SOURCE DOCUMENT:
'''
Allow storing Avatars/Attachments in S3 #166

MatthewCochrane · 2023-05-24T23:22:05Z

Adds a parameter to DataCenterFormula to store avatar and/or attachment data in an S3 bucket. For use with the Object Storage for Jira projects for avatars and attachments.

It uses a new cloud formation stack for the bucket which gets set up with appropriate permissions (based on the account, which is why I created this PR into aws-resources).

After the bucket is set up (in DataCenterFormula), the attachment/avatar data is then copied from the shared home into the bucket (in SharedHomeFormula). I played around with this for a while to get something that copies the large datasets quickly.

It also configures Jira to look for avatars/attachments in the newly created S3 bucket (in DataCenterNodeFormula) via the new filestore-config.xml file.

MatthewCochrane · 2023-05-24T23:37:16Z

src/main/kotlin/com/atlassian/performance/tools/awsinfrastructure/api/aws/AwsCli.kt

@@ -12,7 +12,14 @@ import java.util.concurrent.ConcurrentHashMap
 *
 * @since 2.15.0
 */
-class AwsCli {
+class AwsCli (val cliVersion: String = "2.9.12") {


I've changed the default version to 2.9.12. The bulk copying in SharedHomeFormula.kt wasn't reliable with the V1 CLI because it only supports legacy retry mode not standard retry mode. The new code can install a V1 or V2 cli and I've tested both, though it uses 2.9.12 by default everywhere now which I'm not sure if you'll be ok with or not. Also note that I've added tests around this.

Let's drop old AWS cli support, unnecessary complexity. Preserve one constructor without parameters AwsCli()

MatthewCochrane · 2023-05-24T23:38:53Z

src/main/kotlin/com/atlassian/performance/tools/awsinfrastructure/api/jira/DataCenterFormula.kt

+                        .withParameterValue(s3StorageBucketName),
+                    Parameter()
+                        .withParameterKey("AWSAccount")
+                        .withParameterValue(aws.callerIdentity.account)


This is where we pass in the caller identity from the change in aws-resources.

MatthewCochrane · 2023-05-24T23:50:16Z

src/main/resources/aws/object-storage.yaml

+    Properties:
+      BucketName:
+        Ref: S3StorageBucketName
+      LifecycleConfiguration:


The bucket contents get automatically deleted by AWS in 1 day using a lifecycle configuration. This reduces the complexity and increases the reliability of deleting the files in the bucket. The alternative of deleting files from the JPT code is both slow and error-prone (ie if JPT stops then the files would never get deleted).

Another side effect of this is that we need permission to set the lifecycle configuration for buckets. This will require adding a couple of permissions to the role JPT runs as.
'''
PROVIDED DATA:
'''
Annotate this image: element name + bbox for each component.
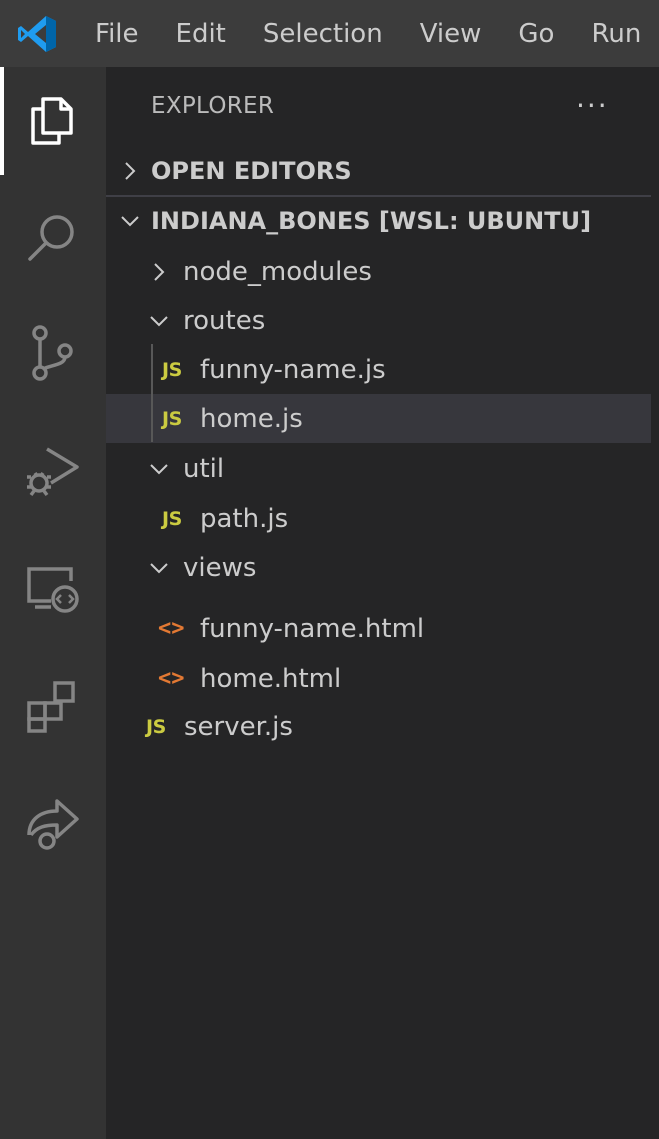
'''
PROBLEMS AND TASKS:
• a. Answer these from the pull request thread on storing avatars and attachments in S3:
(i) What default AWS CLI version does the change set?
(ii) After how long does AWS automatically delete the bucket contents?
(iii) Through which new file is Jira pointed at the S3 bucket?
• b. Carry on the pull request thread on storing avatars and attachments in S3 from the point where it stops.

FINAL RESULTS:
• a.
(i) 2.9.12
(ii) 1 day
(iii) filestore-config.xml

• b.
MatthewCochrane · 2023-05-24T23:53:28Z

lib/aws-resources-1.11.3-SNAPSHOT.jar

I've hacked this in to run it, similar to the libs dir in JPT, but I can remove and update the library version when the aws-infrastructure PR is merged.

pczuj · 2023-05-25T13:17:39Z

...main/kotlin/com/atlassian/performance/tools/awsinfrastructure/jira/home/SharedHomeFormula.kt

+                    // Copy the attachment data from NFS onto S3
+                    // Use xargs to split the work across 30 concurrent jobs.  This is much faster than a single job.
+                    it.safeExecute(
+                        cmd = "export AWS_RETRY_MODE=standard; export AWS_MAX_ATTEMPTS=10; cd $localSharedHome/data && ( find attachments -mindepth 1 -maxdepth 1 -type d -print0 | xargs -n1 -0 -P30 -I {} aws s3 cp --recursive --only-show-errors {}/ s3://$s3StorageBucketName/{}/ )",


Not necessarly actionable in this PR - just FYI / future work note for other reviewers.

This is hard to unit test. I created suggestion for us to consider: https://ecosystem.atlassian.net/browse/JPERF-1122

Yeah it's a bit dense that line. We could likely achieve something similar if we could write jvm code to run on the remote as in your suggestion. That would make it much more testable too.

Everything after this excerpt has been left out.